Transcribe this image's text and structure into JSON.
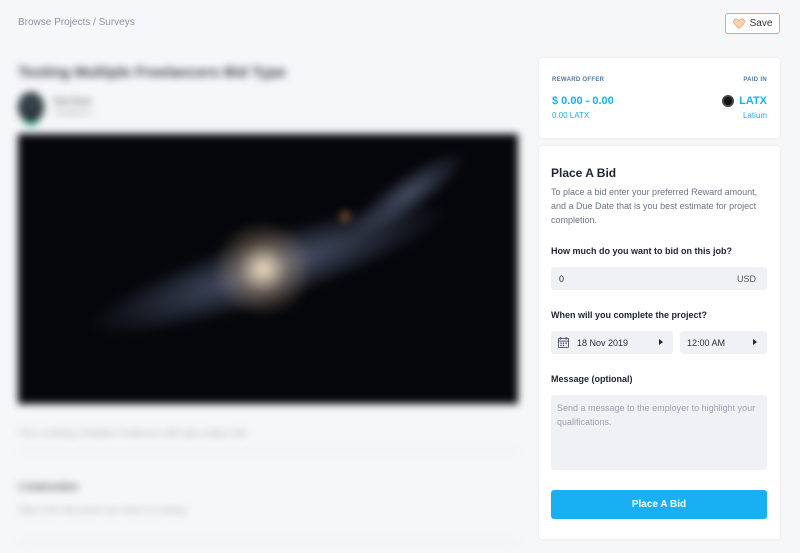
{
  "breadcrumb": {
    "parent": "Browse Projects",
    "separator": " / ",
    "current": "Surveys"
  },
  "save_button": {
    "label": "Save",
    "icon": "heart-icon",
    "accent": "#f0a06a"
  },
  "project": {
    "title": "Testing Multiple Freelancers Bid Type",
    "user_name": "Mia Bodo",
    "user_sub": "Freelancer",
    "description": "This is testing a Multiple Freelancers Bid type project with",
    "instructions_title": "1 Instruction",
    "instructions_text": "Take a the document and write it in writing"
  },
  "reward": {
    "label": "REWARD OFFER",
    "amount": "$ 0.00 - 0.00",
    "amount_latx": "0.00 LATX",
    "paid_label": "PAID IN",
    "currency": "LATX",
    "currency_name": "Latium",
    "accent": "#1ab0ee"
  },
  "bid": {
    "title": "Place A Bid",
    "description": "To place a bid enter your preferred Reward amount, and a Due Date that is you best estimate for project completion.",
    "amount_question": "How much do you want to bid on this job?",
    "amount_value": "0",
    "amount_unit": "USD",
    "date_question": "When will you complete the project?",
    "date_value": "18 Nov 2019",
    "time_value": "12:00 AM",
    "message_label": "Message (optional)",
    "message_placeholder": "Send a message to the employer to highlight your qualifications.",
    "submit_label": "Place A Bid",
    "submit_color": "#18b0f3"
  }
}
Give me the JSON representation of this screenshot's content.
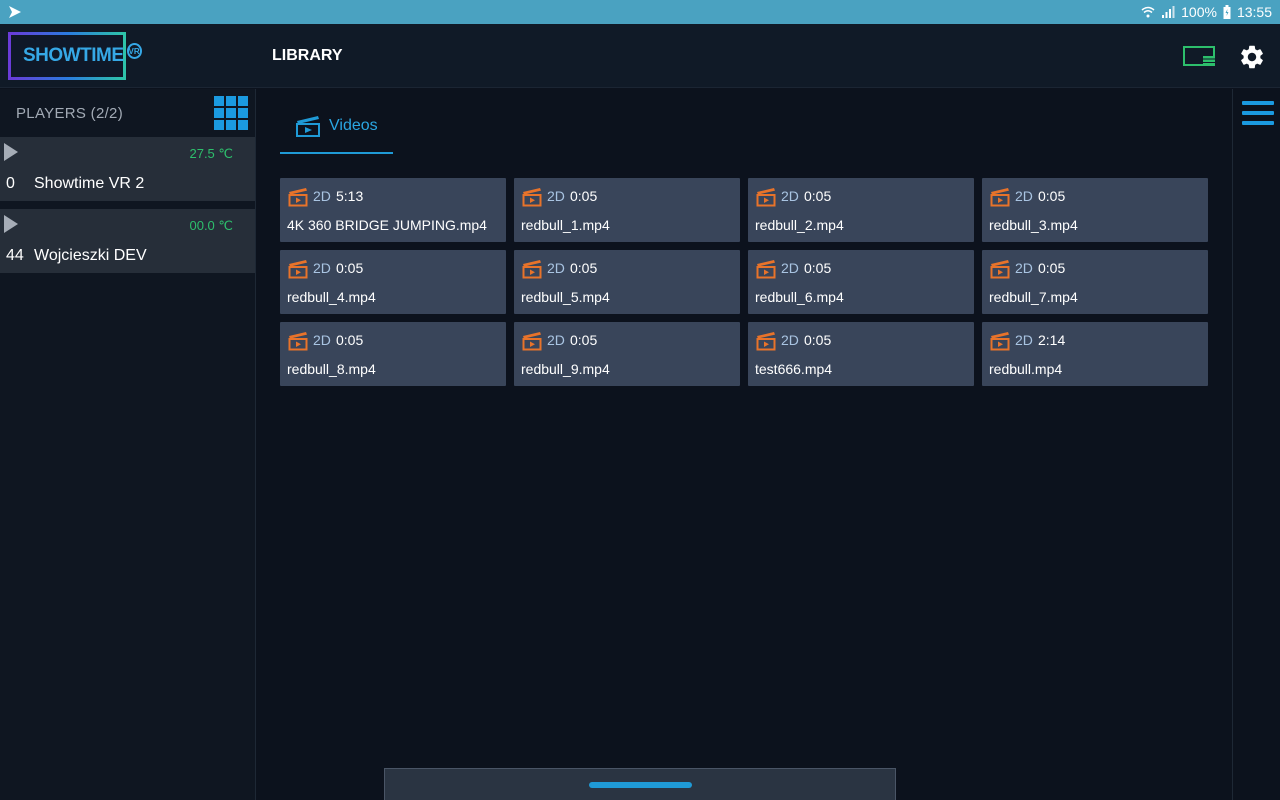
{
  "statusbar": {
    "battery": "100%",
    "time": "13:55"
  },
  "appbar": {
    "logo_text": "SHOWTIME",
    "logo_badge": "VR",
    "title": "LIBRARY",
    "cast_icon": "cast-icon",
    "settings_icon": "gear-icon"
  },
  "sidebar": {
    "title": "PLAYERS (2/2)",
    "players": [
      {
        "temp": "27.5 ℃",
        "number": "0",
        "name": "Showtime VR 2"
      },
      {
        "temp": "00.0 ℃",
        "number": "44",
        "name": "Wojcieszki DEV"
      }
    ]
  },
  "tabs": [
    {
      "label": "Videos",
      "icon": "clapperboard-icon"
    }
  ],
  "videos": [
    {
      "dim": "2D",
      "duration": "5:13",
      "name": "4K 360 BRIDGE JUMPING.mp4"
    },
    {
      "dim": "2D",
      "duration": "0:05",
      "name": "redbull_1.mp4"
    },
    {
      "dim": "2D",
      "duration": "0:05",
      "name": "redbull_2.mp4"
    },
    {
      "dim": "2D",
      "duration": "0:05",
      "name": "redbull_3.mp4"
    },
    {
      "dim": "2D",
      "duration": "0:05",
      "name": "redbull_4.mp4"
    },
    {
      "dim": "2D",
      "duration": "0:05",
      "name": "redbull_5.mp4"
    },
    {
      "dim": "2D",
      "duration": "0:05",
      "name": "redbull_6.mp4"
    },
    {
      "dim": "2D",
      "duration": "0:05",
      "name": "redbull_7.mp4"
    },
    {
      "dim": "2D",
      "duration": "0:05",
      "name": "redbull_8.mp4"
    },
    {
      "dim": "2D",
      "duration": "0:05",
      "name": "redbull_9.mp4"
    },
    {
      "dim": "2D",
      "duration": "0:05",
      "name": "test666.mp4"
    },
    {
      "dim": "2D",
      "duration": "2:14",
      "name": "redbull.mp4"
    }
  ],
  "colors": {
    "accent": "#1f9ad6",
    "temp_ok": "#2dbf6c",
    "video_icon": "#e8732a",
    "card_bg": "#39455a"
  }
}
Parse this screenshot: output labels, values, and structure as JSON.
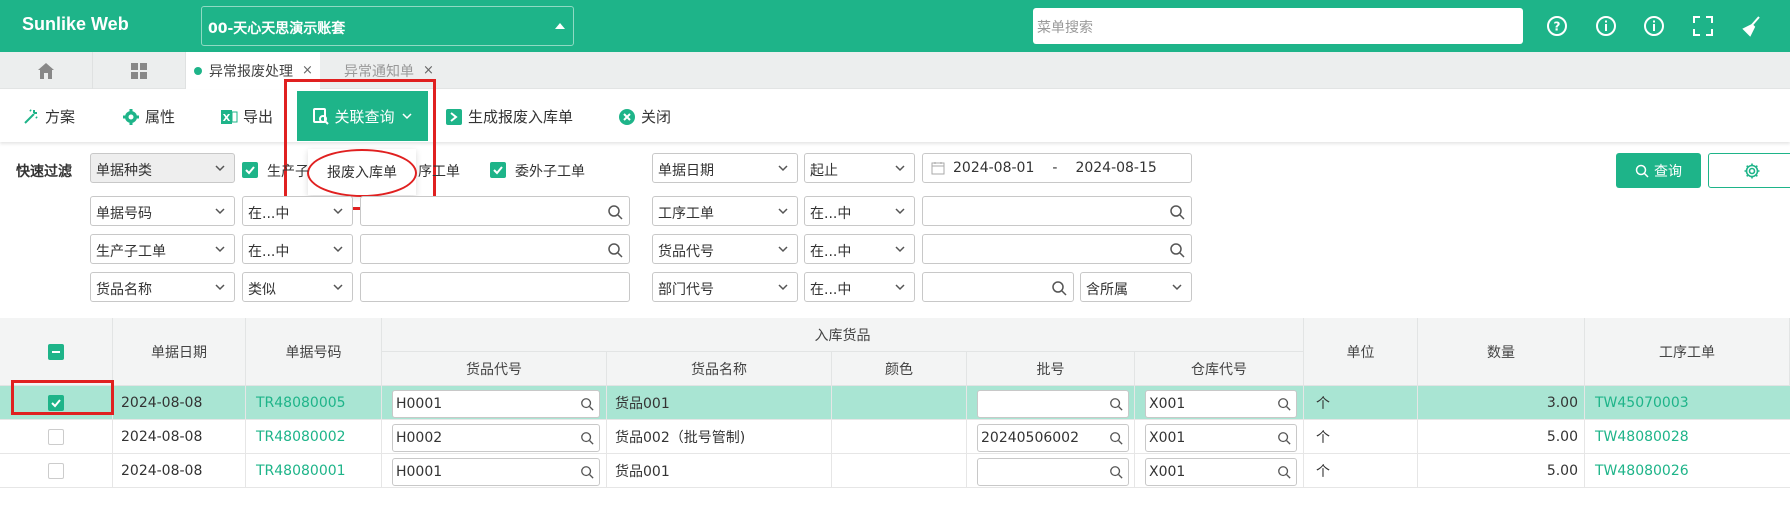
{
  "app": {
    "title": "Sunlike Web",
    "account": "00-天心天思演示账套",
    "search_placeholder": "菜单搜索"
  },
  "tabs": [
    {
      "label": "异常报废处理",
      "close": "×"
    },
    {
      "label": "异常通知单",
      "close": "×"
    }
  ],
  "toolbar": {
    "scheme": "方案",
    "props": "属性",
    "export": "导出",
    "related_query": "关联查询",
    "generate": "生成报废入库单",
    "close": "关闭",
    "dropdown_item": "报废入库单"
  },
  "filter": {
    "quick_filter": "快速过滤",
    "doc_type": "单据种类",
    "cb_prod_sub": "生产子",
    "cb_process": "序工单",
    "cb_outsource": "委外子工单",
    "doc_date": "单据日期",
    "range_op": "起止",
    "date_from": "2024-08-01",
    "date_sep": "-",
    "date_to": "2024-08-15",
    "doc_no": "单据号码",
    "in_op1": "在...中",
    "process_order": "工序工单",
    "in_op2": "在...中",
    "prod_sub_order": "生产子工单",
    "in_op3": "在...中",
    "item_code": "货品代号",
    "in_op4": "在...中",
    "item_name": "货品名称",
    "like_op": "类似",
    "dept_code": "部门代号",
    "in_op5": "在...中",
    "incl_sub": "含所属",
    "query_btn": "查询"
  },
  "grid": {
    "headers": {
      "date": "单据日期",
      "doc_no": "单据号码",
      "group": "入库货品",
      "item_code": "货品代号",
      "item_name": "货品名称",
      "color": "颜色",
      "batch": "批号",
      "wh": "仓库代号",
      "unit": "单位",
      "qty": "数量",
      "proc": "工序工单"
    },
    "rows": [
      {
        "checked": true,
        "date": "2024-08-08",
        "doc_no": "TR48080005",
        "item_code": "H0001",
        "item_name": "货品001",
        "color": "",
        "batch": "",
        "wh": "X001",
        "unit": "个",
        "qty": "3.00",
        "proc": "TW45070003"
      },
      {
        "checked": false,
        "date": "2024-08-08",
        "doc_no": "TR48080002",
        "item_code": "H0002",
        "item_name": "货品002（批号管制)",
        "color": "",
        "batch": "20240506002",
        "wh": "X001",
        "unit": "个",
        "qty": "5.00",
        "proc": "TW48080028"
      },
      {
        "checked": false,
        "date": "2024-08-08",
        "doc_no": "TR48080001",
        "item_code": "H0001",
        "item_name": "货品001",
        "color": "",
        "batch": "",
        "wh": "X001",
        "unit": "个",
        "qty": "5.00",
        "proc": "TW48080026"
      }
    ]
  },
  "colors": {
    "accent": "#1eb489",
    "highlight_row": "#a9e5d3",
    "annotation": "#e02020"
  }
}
┄┄┄┄┄┄┄┄┄┄┄┄┄┄┄┄┄┄┄┄
> [YOUR OBJECTIVE] Copy every entry word for word, but omit the pictures.

> [FULL RESPONSE]
Transcribe this image's text and structure into JSON.
{
  "breadcrumb": {
    "parent": "Browse Projects",
    "separator": " / ",
    "current": "Surveys"
  },
  "save_button": {
    "label": "Save",
    "icon": "heart-icon",
    "accent": "#f0a06a"
  },
  "project": {
    "title": "Testing Multiple Freelancers Bid Type",
    "user_name": "Mia Bodo",
    "user_sub": "Freelancer",
    "description": "This is testing a Multiple Freelancers Bid type project with",
    "instructions_title": "1 Instruction",
    "instructions_text": "Take a the document and write it in writing"
  },
  "reward": {
    "label": "REWARD OFFER",
    "amount": "$ 0.00 - 0.00",
    "amount_latx": "0.00 LATX",
    "paid_label": "PAID IN",
    "currency": "LATX",
    "currency_name": "Latium",
    "accent": "#1ab0ee"
  },
  "bid": {
    "title": "Place A Bid",
    "description": "To place a bid enter your preferred Reward amount, and a Due Date that is you best estimate for project completion.",
    "amount_question": "How much do you want to bid on this job?",
    "amount_value": "0",
    "amount_unit": "USD",
    "date_question": "When will you complete the project?",
    "date_value": "18 Nov 2019",
    "time_value": "12:00 AM",
    "message_label": "Message (optional)",
    "message_placeholder": "Send a message to the employer to highlight your qualifications.",
    "submit_label": "Place A Bid",
    "submit_color": "#18b0f3"
  }
}
Give me the JSON representation of this screenshot's content.
{
  "statusbar": {
    "battery": "100%",
    "time": "13:55"
  },
  "appbar": {
    "logo_text": "SHOWTIME",
    "logo_badge": "VR",
    "title": "LIBRARY",
    "cast_icon": "cast-icon",
    "settings_icon": "gear-icon"
  },
  "sidebar": {
    "title": "PLAYERS (2/2)",
    "players": [
      {
        "temp": "27.5 ℃",
        "number": "0",
        "name": "Showtime VR 2"
      },
      {
        "temp": "00.0 ℃",
        "number": "44",
        "name": "Wojcieszki DEV"
      }
    ]
  },
  "tabs": [
    {
      "label": "Videos",
      "icon": "clapperboard-icon"
    }
  ],
  "videos": [
    {
      "dim": "2D",
      "duration": "5:13",
      "name": "4K 360 BRIDGE JUMPING.mp4"
    },
    {
      "dim": "2D",
      "duration": "0:05",
      "name": "redbull_1.mp4"
    },
    {
      "dim": "2D",
      "duration": "0:05",
      "name": "redbull_2.mp4"
    },
    {
      "dim": "2D",
      "duration": "0:05",
      "name": "redbull_3.mp4"
    },
    {
      "dim": "2D",
      "duration": "0:05",
      "name": "redbull_4.mp4"
    },
    {
      "dim": "2D",
      "duration": "0:05",
      "name": "redbull_5.mp4"
    },
    {
      "dim": "2D",
      "duration": "0:05",
      "name": "redbull_6.mp4"
    },
    {
      "dim": "2D",
      "duration": "0:05",
      "name": "redbull_7.mp4"
    },
    {
      "dim": "2D",
      "duration": "0:05",
      "name": "redbull_8.mp4"
    },
    {
      "dim": "2D",
      "duration": "0:05",
      "name": "redbull_9.mp4"
    },
    {
      "dim": "2D",
      "duration": "0:05",
      "name": "test666.mp4"
    },
    {
      "dim": "2D",
      "duration": "2:14",
      "name": "redbull.mp4"
    }
  ],
  "colors": {
    "accent": "#1f9ad6",
    "temp_ok": "#2dbf6c",
    "video_icon": "#e8732a",
    "card_bg": "#39455a"
  }
}
Parse this screenshot: output labels, values, and structure as JSON.
{
  "app": {
    "title": "Sunlike Web",
    "account": "00-天心天思演示账套",
    "search_placeholder": "菜单搜索"
  },
  "tabs": [
    {
      "label": "异常报废处理",
      "close": "×"
    },
    {
      "label": "异常通知单",
      "close": "×"
    }
  ],
  "toolbar": {
    "scheme": "方案",
    "props": "属性",
    "export": "导出",
    "related_query": "关联查询",
    "generate": "生成报废入库单",
    "close": "关闭",
    "dropdown_item": "报废入库单"
  },
  "filter": {
    "quick_filter": "快速过滤",
    "doc_type": "单据种类",
    "cb_prod_sub": "生产子",
    "cb_process": "序工单",
    "cb_outsource": "委外子工单",
    "doc_date": "单据日期",
    "range_op": "起止",
    "date_from": "2024-08-01",
    "date_sep": "-",
    "date_to": "2024-08-15",
    "doc_no": "单据号码",
    "in_op1": "在...中",
    "process_order": "工序工单",
    "in_op2": "在...中",
    "prod_sub_order": "生产子工单",
    "in_op3": "在...中",
    "item_code": "货品代号",
    "in_op4": "在...中",
    "item_name": "货品名称",
    "like_op": "类似",
    "dept_code": "部门代号",
    "in_op5": "在...中",
    "incl_sub": "含所属",
    "query_btn": "查询"
  },
  "grid": {
    "headers": {
      "date": "单据日期",
      "doc_no": "单据号码",
      "group": "入库货品",
      "item_code": "货品代号",
      "item_name": "货品名称",
      "color": "颜色",
      "batch": "批号",
      "wh": "仓库代号",
      "unit": "单位",
      "qty": "数量",
      "proc": "工序工单"
    },
    "rows": [
      {
        "checked": true,
        "date": "2024-08-08",
        "doc_no": "TR48080005",
        "item_code": "H0001",
        "item_name": "货品001",
        "color": "",
        "batch": "",
        "wh": "X001",
        "unit": "个",
        "qty": "3.00",
        "proc": "TW45070003"
      },
      {
        "checked": false,
        "date": "2024-08-08",
        "doc_no": "TR48080002",
        "item_code": "H0002",
        "item_name": "货品002（批号管制)",
        "color": "",
        "batch": "20240506002",
        "wh": "X001",
        "unit": "个",
        "qty": "5.00",
        "proc": "TW48080028"
      },
      {
        "checked": false,
        "date": "2024-08-08",
        "doc_no": "TR48080001",
        "item_code": "H0001",
        "item_name": "货品001",
        "color": "",
        "batch": "",
        "wh": "X001",
        "unit": "个",
        "qty": "5.00",
        "proc": "TW48080026"
      }
    ]
  },
  "colors": {
    "accent": "#1eb489",
    "highlight_row": "#a9e5d3",
    "annotation": "#e02020"
  }
}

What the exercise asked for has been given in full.